### [The request]
Go through the lines below and copy each one that holds the string "sistema".

### [Given information]
##########
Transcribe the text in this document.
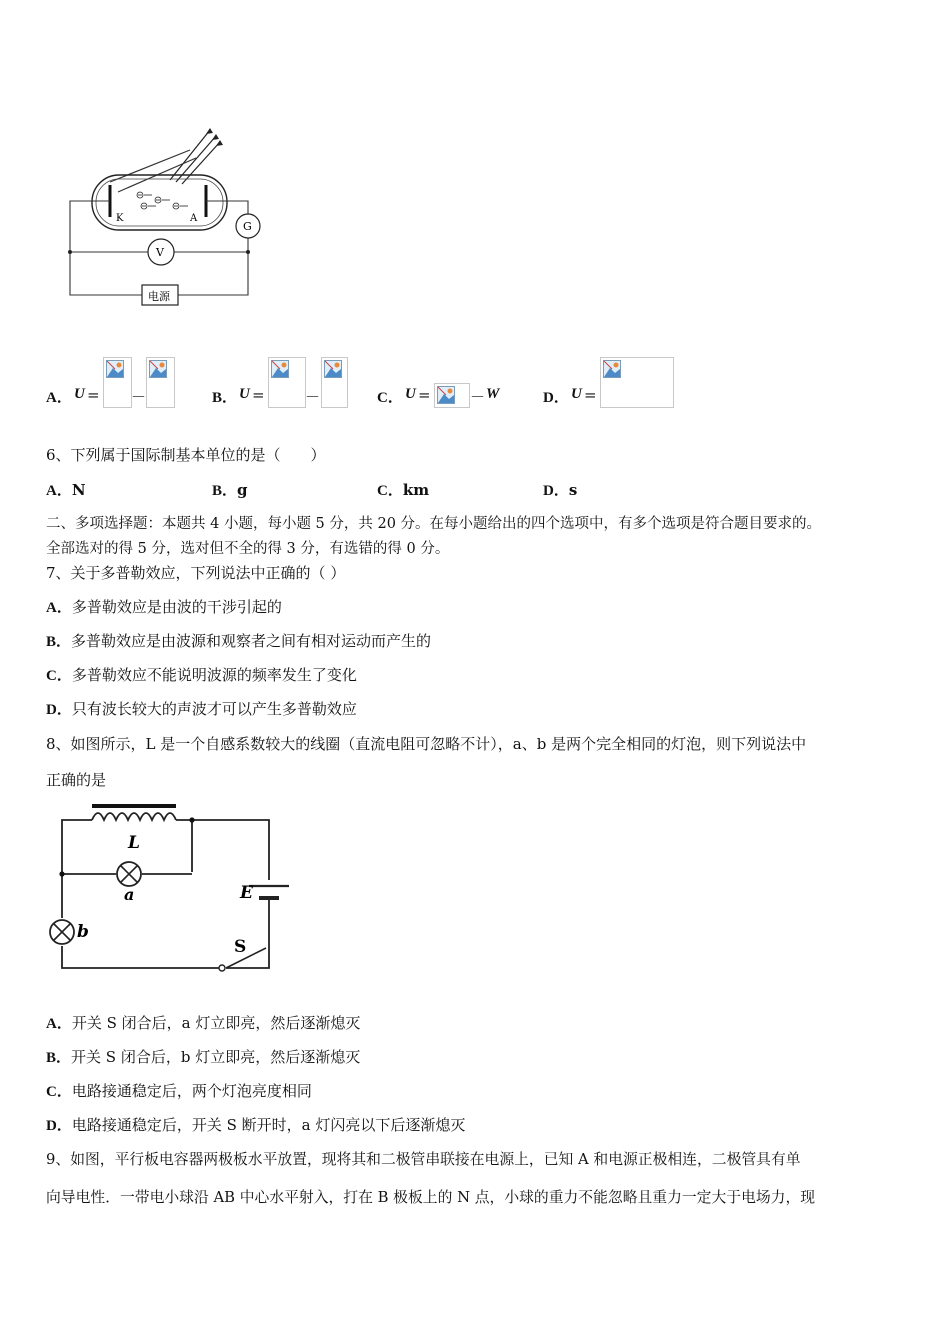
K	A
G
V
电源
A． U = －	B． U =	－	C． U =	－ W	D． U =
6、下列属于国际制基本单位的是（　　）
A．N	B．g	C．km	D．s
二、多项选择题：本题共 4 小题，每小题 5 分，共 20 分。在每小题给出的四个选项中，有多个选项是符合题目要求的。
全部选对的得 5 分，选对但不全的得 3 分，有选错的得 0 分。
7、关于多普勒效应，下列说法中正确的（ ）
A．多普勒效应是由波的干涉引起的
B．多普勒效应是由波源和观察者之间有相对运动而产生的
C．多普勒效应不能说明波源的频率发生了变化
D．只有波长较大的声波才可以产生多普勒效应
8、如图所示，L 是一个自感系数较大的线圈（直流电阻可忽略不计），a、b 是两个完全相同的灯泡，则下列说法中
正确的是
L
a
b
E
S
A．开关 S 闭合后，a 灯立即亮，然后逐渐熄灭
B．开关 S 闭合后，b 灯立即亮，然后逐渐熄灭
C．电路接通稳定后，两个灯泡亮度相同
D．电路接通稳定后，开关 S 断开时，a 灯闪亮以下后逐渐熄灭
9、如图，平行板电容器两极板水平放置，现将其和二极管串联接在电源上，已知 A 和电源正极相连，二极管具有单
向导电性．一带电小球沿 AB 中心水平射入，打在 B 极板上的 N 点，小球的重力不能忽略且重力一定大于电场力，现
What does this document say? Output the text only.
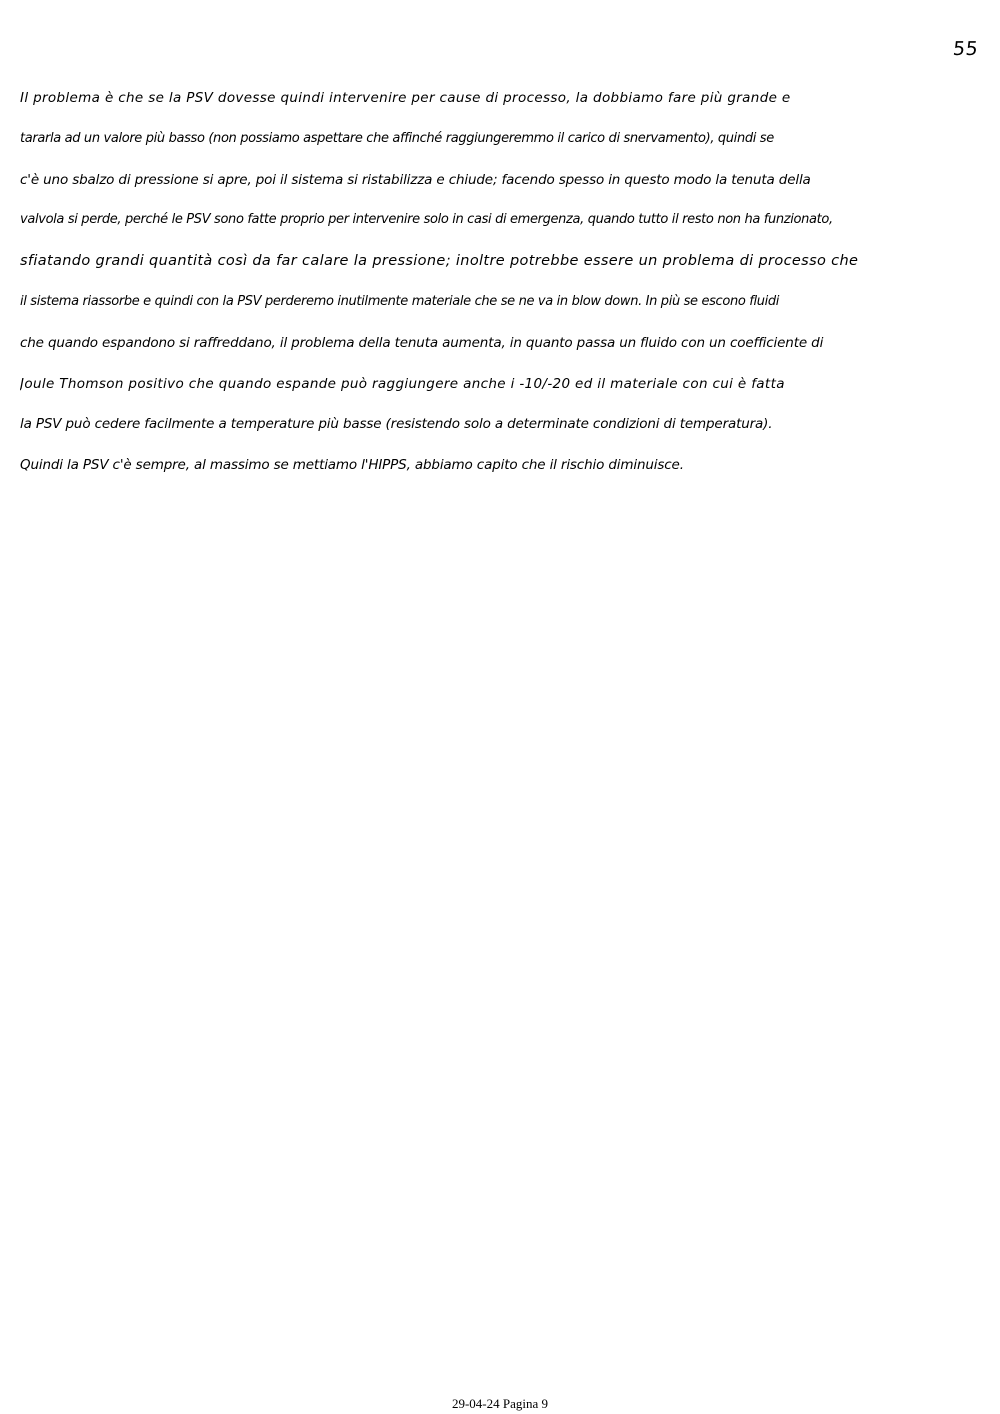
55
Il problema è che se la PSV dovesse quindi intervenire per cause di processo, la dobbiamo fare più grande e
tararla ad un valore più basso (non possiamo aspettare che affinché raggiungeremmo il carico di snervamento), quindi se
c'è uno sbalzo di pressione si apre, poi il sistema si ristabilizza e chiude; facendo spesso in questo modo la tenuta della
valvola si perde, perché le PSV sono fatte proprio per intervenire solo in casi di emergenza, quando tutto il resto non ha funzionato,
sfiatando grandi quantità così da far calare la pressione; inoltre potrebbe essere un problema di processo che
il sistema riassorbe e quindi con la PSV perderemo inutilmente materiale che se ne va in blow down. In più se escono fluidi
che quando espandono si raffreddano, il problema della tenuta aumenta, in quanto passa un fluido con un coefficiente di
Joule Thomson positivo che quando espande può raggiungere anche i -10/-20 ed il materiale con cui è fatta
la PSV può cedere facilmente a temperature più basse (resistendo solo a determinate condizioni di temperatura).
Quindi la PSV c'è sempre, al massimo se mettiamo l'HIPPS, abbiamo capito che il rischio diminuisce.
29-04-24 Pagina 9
##########
### [Right answer]
c'è uno sbalzo di pressione si apre, poi il sistema si ristabilizza e chiude; facendo spesso in questo modo la tenuta della
il sistema riassorbe e quindi con la PSV perderemo inutilmente materiale che se ne va in blow down. In più se escono fluidi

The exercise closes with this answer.